Required work
Omit the pictures, then write out every entry exactly as it reads.

:: Data extract ::

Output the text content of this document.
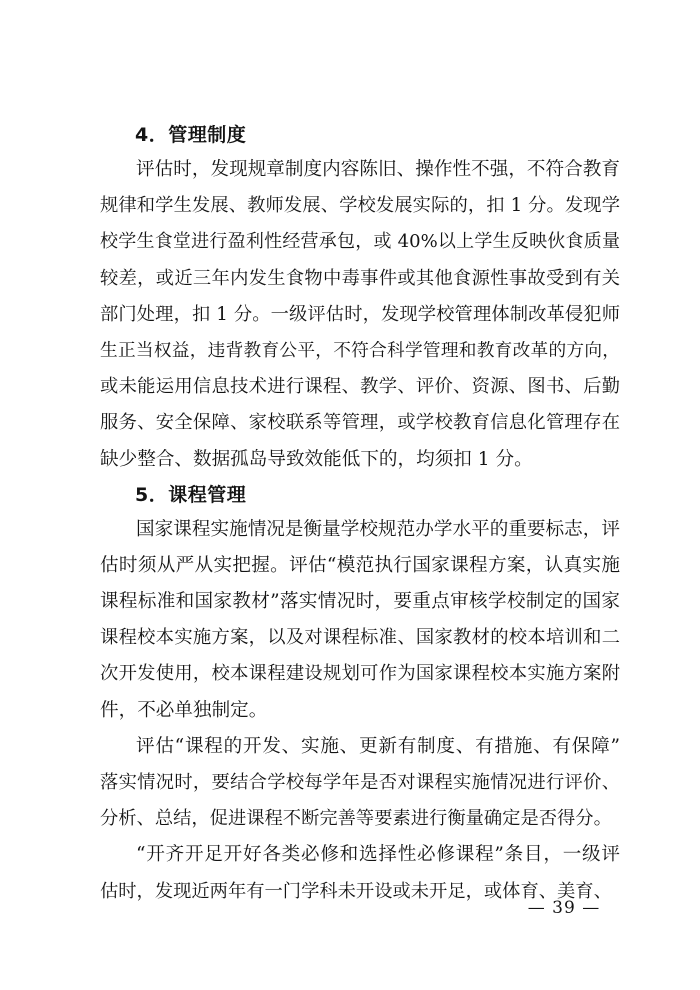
4．管理制度
评估时，发现规章制度内容陈旧、操作性不强，不符合教育
规律和学生发展、教师发展、学校发展实际的，扣 1 分。发现学
校学生食堂进行盈利性经营承包，或 40%以上学生反映伙食质量
较差，或近三年内发生食物中毒事件或其他食源性事故受到有关
部门处理，扣 1 分。一级评估时，发现学校管理体制改革侵犯师
生正当权益，违背教育公平，不符合科学管理和教育改革的方向，
或未能运用信息技术进行课程、教学、评价、资源、图书、后勤
服务、安全保障、家校联系等管理，或学校教育信息化管理存在
缺少整合、数据孤岛导致效能低下的，均须扣 1 分。
5．课程管理
国家课程实施情况是衡量学校规范办学水平的重要标志，评
估时须从严从实把握。评估“模范执行国家课程方案，认真实施
课程标准和国家教材”落实情况时，要重点审核学校制定的国家
课程校本实施方案，以及对课程标准、国家教材的校本培训和二
次开发使用，校本课程建设规划可作为国家课程校本实施方案附
件，不必单独制定。
评估“课程的开发、实施、更新有制度、有措施、有保障”
落实情况时，要结合学校每学年是否对课程实施情况进行评价、
分析、总结，促进课程不断完善等要素进行衡量确定是否得分。
“开齐开足开好各类必修和选择性必修课程”条目，一级评
估时，发现近两年有一门学科未开设或未开足，或体育、美育、
— 39 —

:::

Solution to this task
Output the text content of this document.
4．管理制度
评估时，发现规章制度内容陈旧、操作性不强，不符合教育
规律和学生发展、教师发展、学校发展实际的，扣 1 分。发现学
校学生食堂进行盈利性经营承包，或 40%以上学生反映伙食质量
较差，或近三年内发生食物中毒事件或其他食源性事故受到有关
部门处理，扣 1 分。一级评估时，发现学校管理体制改革侵犯师
生正当权益，违背教育公平，不符合科学管理和教育改革的方向，
或未能运用信息技术进行课程、教学、评价、资源、图书、后勤
服务、安全保障、家校联系等管理，或学校教育信息化管理存在
缺少整合、数据孤岛导致效能低下的，均须扣 1 分。
5．课程管理
国家课程实施情况是衡量学校规范办学水平的重要标志，评
估时须从严从实把握。评估“模范执行国家课程方案，认真实施
课程标准和国家教材”落实情况时，要重点审核学校制定的国家
课程校本实施方案，以及对课程标准、国家教材的校本培训和二
次开发使用，校本课程建设规划可作为国家课程校本实施方案附
件，不必单独制定。
评估“课程的开发、实施、更新有制度、有措施、有保障”
落实情况时，要结合学校每学年是否对课程实施情况进行评价、
分析、总结，促进课程不断完善等要素进行衡量确定是否得分。
“开齐开足开好各类必修和选择性必修课程”条目，一级评
估时，发现近两年有一门学科未开设或未开足，或体育、美育、
— 39 —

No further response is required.